Exercise instructions:
Filter the lines below, copying only those with the string "waveform".

Extracted records:
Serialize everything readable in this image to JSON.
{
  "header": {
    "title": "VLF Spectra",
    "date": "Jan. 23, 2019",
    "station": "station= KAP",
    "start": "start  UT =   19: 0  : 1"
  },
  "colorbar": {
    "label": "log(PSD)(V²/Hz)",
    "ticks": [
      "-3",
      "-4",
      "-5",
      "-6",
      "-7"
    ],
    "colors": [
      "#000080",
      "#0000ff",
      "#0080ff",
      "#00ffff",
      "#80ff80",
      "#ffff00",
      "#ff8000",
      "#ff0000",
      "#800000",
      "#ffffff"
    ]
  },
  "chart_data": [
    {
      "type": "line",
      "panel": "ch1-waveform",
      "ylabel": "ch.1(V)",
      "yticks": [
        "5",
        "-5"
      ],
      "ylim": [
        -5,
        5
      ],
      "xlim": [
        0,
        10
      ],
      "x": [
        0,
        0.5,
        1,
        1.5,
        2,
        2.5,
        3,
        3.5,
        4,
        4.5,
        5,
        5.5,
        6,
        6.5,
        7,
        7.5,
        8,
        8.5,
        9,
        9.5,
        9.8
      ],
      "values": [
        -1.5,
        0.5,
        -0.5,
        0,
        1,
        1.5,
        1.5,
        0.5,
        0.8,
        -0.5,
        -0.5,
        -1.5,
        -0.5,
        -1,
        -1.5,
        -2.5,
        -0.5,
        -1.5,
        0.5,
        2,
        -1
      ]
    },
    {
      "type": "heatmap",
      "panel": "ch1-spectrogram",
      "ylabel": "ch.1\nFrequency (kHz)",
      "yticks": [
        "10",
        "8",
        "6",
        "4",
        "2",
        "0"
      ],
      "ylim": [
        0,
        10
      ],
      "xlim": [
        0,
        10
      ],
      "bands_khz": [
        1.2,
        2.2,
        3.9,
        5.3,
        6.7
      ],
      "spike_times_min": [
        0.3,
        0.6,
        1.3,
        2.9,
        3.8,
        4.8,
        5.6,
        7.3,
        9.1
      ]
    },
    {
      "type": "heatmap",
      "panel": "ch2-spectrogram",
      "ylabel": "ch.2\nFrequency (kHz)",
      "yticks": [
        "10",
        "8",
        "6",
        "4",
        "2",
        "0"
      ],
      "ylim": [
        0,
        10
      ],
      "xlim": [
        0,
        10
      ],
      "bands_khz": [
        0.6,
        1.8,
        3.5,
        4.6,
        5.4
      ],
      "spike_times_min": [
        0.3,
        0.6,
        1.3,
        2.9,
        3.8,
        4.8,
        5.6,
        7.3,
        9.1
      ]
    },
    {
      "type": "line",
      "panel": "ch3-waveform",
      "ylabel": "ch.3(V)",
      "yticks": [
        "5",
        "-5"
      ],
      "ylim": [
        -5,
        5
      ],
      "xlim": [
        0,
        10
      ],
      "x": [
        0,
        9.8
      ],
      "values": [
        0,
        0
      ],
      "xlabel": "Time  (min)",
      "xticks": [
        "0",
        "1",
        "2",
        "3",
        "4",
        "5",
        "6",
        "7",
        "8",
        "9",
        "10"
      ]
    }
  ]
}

Worked answer:
      "panel": "ch1-waveform",
      "panel": "ch3-waveform",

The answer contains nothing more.